• Task requirements: Find each line containing the string "JSON". Copy it.

-- BEGIN Provided data --

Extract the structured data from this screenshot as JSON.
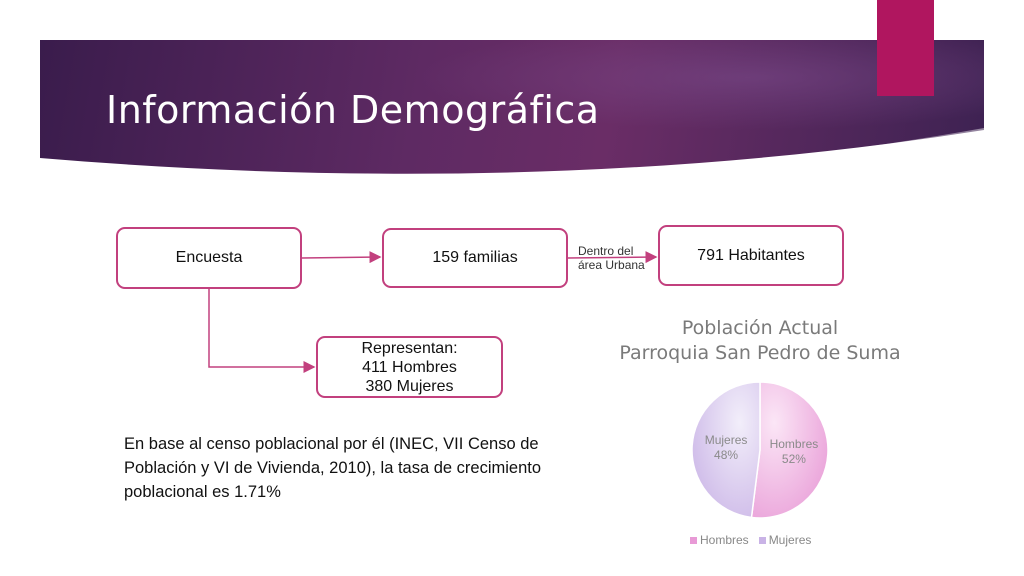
{
  "slide": {
    "title": "Información Demográfica"
  },
  "flow": {
    "encuesta": "Encuesta",
    "familias": "159 familias",
    "habitantes": "791 Habitantes",
    "arrow_note_line1": "Dentro del",
    "arrow_note_line2": "área Urbana",
    "representan_line1": "Representan:",
    "representan_line2": "411 Hombres",
    "representan_line3": "380 Mujeres"
  },
  "paragraph": {
    "line1": "En base al censo poblacional por él (INEC, VII Censo de",
    "line2": "Población y VI de Vivienda, 2010), la tasa de crecimiento",
    "line3": "poblacional es 1.71%"
  },
  "colors": {
    "accent": "#b0165f",
    "box_border": "#c2407e",
    "hombres": "#e89ad6",
    "mujeres": "#c9b3e6"
  },
  "chart_data": {
    "type": "pie",
    "title_line1": "Población Actual",
    "title_line2": "Parroquia San Pedro de Suma",
    "slices": [
      {
        "name": "Hombres",
        "label": "Hombres",
        "value": 52,
        "value_label": "52%"
      },
      {
        "name": "Mujeres",
        "label": "Mujeres",
        "value": 48,
        "value_label": "48%"
      }
    ],
    "legend": [
      "Hombres",
      "Mujeres"
    ],
    "legend_position": "bottom"
  }
}
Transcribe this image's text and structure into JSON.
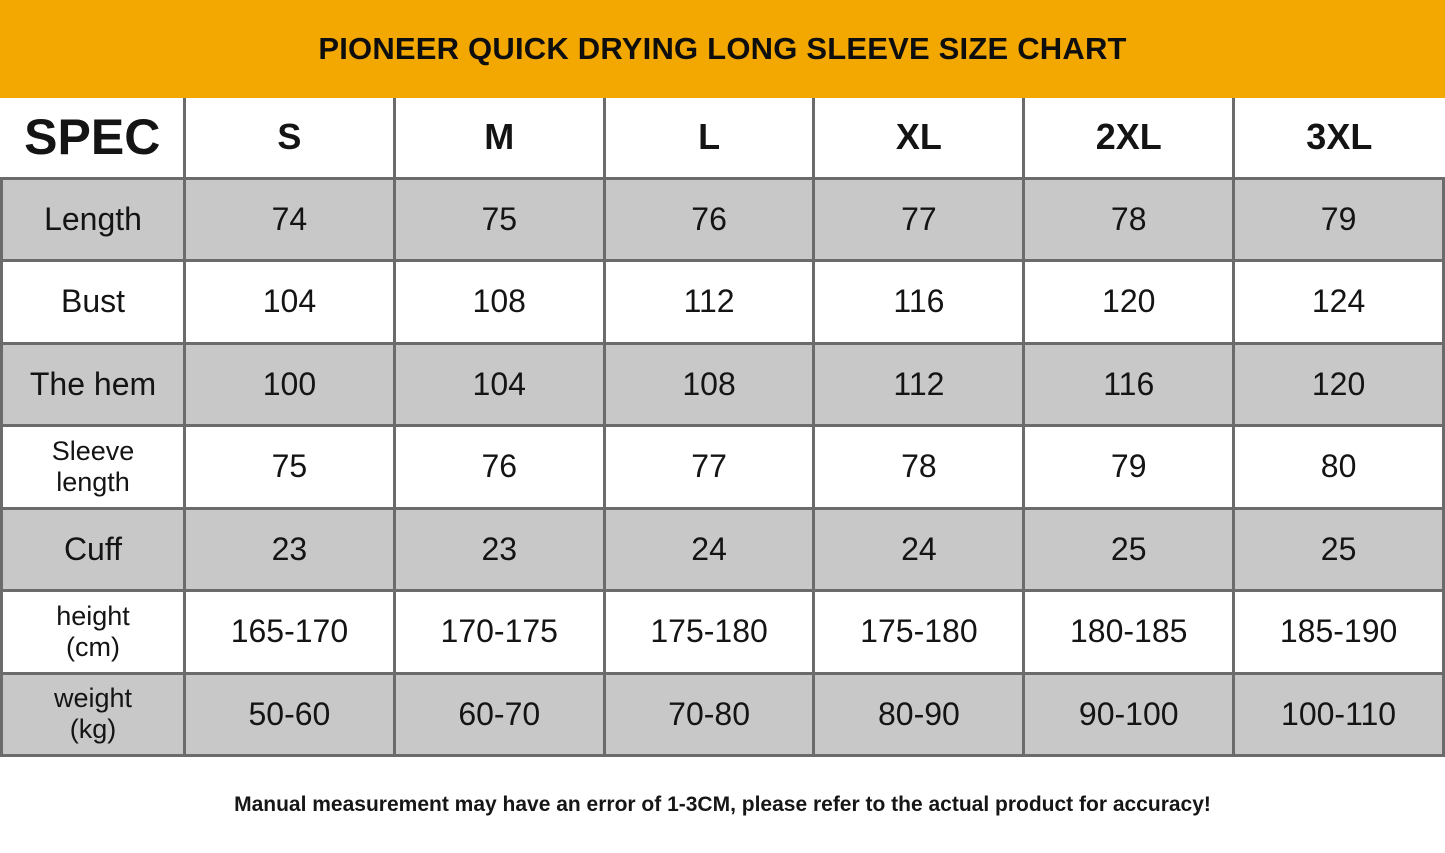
{
  "banner": {
    "title": "PIONEER QUICK DRYING LONG SLEEVE SIZE CHART"
  },
  "colors": {
    "banner_background": "#F2A800",
    "stripe_row": "#C8C8C8",
    "cell_border": "#6B6B6B",
    "text": "#141414"
  },
  "table": {
    "corner_label": "SPEC",
    "columns": [
      "S",
      "M",
      "L",
      "XL",
      "2XL",
      "3XL"
    ],
    "rows": [
      {
        "label": "Length",
        "label_lines": [
          "Length"
        ],
        "values": [
          "74",
          "75",
          "76",
          "77",
          "78",
          "79"
        ]
      },
      {
        "label": "Bust",
        "label_lines": [
          "Bust"
        ],
        "values": [
          "104",
          "108",
          "112",
          "116",
          "120",
          "124"
        ]
      },
      {
        "label": "The hem",
        "label_lines": [
          "The hem"
        ],
        "values": [
          "100",
          "104",
          "108",
          "112",
          "116",
          "120"
        ]
      },
      {
        "label": "Sleeve length",
        "label_lines": [
          "Sleeve",
          "length"
        ],
        "values": [
          "75",
          "76",
          "77",
          "78",
          "79",
          "80"
        ]
      },
      {
        "label": "Cuff",
        "label_lines": [
          "Cuff"
        ],
        "values": [
          "23",
          "23",
          "24",
          "24",
          "25",
          "25"
        ]
      },
      {
        "label": "height (cm)",
        "label_lines": [
          "height",
          "(cm)"
        ],
        "values": [
          "165-170",
          "170-175",
          "175-180",
          "175-180",
          "180-185",
          "185-190"
        ]
      },
      {
        "label": "weight (kg)",
        "label_lines": [
          "weight",
          "(kg)"
        ],
        "values": [
          "50-60",
          "60-70",
          "70-80",
          "80-90",
          "90-100",
          "100-110"
        ]
      }
    ]
  },
  "footer": {
    "note": "Manual measurement may have an error of 1-3CM, please refer to the actual product for accuracy!"
  }
}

-- END Provided data --

• Solution to the problem:
Extract the structured data from this screenshot as JSON.
Transcribe this image's text and structure into JSON.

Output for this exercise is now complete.